## DIRECTION
Report how many lines contain "name". The answer is a single number.

## RECORDS FOR THE EXERCISE

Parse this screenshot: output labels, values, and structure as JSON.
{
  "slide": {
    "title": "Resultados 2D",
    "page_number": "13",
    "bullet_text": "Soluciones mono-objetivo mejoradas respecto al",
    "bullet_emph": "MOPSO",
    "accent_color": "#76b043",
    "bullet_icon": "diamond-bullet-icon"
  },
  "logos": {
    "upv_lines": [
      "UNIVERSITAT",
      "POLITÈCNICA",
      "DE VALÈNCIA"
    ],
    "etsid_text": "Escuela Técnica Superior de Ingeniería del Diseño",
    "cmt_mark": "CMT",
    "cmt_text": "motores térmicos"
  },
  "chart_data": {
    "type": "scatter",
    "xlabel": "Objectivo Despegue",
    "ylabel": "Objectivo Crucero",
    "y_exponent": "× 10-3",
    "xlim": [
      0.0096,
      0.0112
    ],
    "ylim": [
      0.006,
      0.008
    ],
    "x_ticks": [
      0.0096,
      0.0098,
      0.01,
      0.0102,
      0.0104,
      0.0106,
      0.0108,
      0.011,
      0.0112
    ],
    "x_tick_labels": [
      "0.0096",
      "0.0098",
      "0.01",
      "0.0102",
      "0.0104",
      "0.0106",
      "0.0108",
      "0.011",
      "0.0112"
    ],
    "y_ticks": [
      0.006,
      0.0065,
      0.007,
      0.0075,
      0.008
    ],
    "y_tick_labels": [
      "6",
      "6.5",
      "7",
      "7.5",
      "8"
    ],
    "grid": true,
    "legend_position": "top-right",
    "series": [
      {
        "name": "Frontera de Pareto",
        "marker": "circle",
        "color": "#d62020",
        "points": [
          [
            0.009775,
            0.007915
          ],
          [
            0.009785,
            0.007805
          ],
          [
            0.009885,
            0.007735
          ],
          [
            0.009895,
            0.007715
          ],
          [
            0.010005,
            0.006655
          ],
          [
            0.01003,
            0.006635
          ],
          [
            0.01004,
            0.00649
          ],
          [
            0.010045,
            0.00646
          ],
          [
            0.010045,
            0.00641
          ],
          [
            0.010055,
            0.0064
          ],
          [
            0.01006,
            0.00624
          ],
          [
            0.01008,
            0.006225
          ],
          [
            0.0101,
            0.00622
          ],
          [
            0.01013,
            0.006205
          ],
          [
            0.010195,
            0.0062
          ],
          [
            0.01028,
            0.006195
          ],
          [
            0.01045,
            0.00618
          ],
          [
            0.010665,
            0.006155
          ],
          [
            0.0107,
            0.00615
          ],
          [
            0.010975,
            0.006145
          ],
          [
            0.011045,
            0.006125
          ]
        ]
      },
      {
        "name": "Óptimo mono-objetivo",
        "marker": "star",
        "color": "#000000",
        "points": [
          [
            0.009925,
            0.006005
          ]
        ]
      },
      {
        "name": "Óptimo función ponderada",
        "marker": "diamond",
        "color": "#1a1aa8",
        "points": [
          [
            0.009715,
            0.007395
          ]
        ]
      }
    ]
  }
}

## EXPECTED ANSWER
3